— Start Exercise data —

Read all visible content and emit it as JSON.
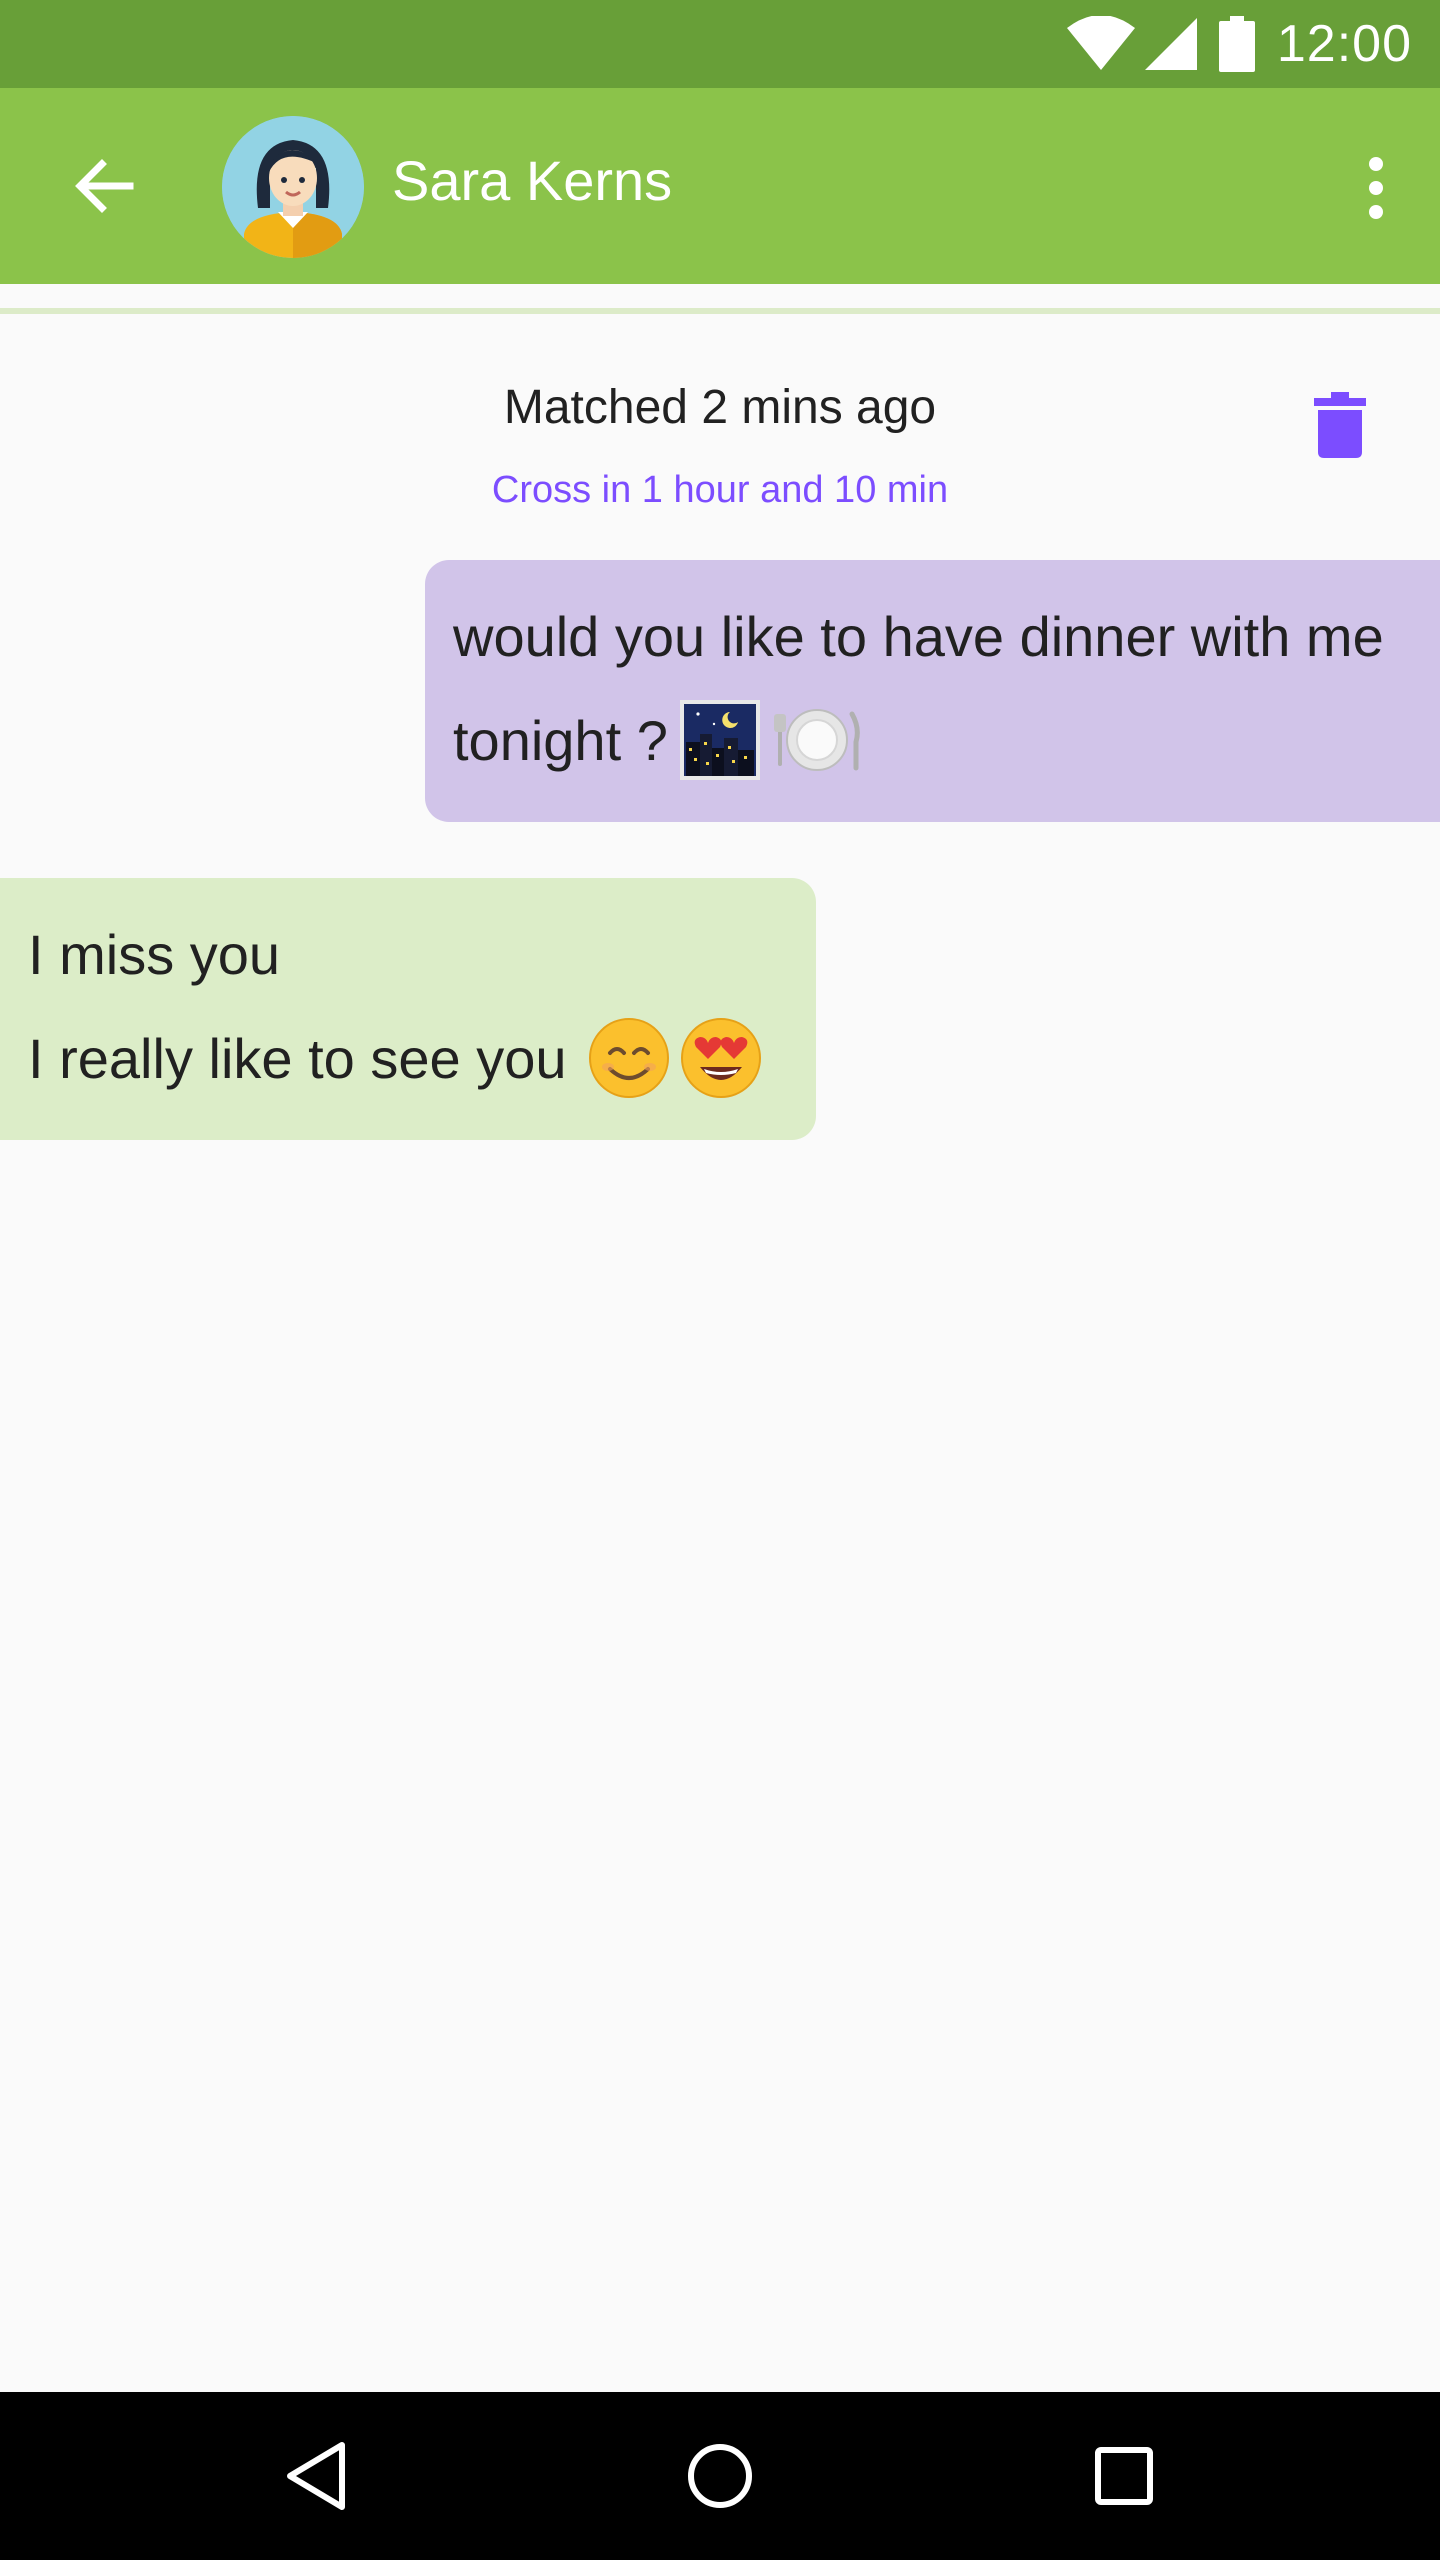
{
  "status_bar": {
    "time": "12:00",
    "icons": [
      "wifi-icon",
      "cell-signal-icon",
      "battery-icon"
    ]
  },
  "app_bar": {
    "contact_name": "Sara Kerns",
    "back_icon": "arrow-back-icon",
    "menu_icon": "more-vert-icon",
    "colors": {
      "app_bar": "#8bc34a",
      "status_bar": "#689f38"
    }
  },
  "match_info": {
    "title": "Matched 2 mins ago",
    "subtitle": "Cross in 1 hour and 10 min",
    "delete_icon": "trash-icon",
    "accent": "#7c4dff"
  },
  "messages": [
    {
      "direction": "outgoing",
      "lines": [
        "would you like to have dinner with me",
        "tonight ?"
      ],
      "emojis": [
        "night-city-emoji",
        "fork-knife-plate-emoji"
      ],
      "color": "#d1c4e9"
    },
    {
      "direction": "incoming",
      "lines": [
        "I miss you",
        "I really like to see you"
      ],
      "emojis": [
        "smiling-face-emoji",
        "heart-eyes-emoji"
      ],
      "color": "#dcedc8"
    }
  ],
  "nav_bar": {
    "buttons": [
      "back-triangle-icon",
      "home-circle-icon",
      "recents-square-icon"
    ]
  }
}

— End Exercise data —

### Brief
Give every line back word for word and leave the pictures out.

### The reply
Read all visible content and emit it as JSON.
{
  "status_bar": {
    "time": "12:00",
    "icons": [
      "wifi-icon",
      "cell-signal-icon",
      "battery-icon"
    ]
  },
  "app_bar": {
    "contact_name": "Sara Kerns",
    "back_icon": "arrow-back-icon",
    "menu_icon": "more-vert-icon",
    "colors": {
      "app_bar": "#8bc34a",
      "status_bar": "#689f38"
    }
  },
  "match_info": {
    "title": "Matched 2 mins ago",
    "subtitle": "Cross in 1 hour and 10 min",
    "delete_icon": "trash-icon",
    "accent": "#7c4dff"
  },
  "messages": [
    {
      "direction": "outgoing",
      "lines": [
        "would you like to have dinner with me",
        "tonight ?"
      ],
      "emojis": [
        "night-city-emoji",
        "fork-knife-plate-emoji"
      ],
      "color": "#d1c4e9"
    },
    {
      "direction": "incoming",
      "lines": [
        "I miss you",
        "I really like to see you"
      ],
      "emojis": [
        "smiling-face-emoji",
        "heart-eyes-emoji"
      ],
      "color": "#dcedc8"
    }
  ],
  "nav_bar": {
    "buttons": [
      "back-triangle-icon",
      "home-circle-icon",
      "recents-square-icon"
    ]
  }
}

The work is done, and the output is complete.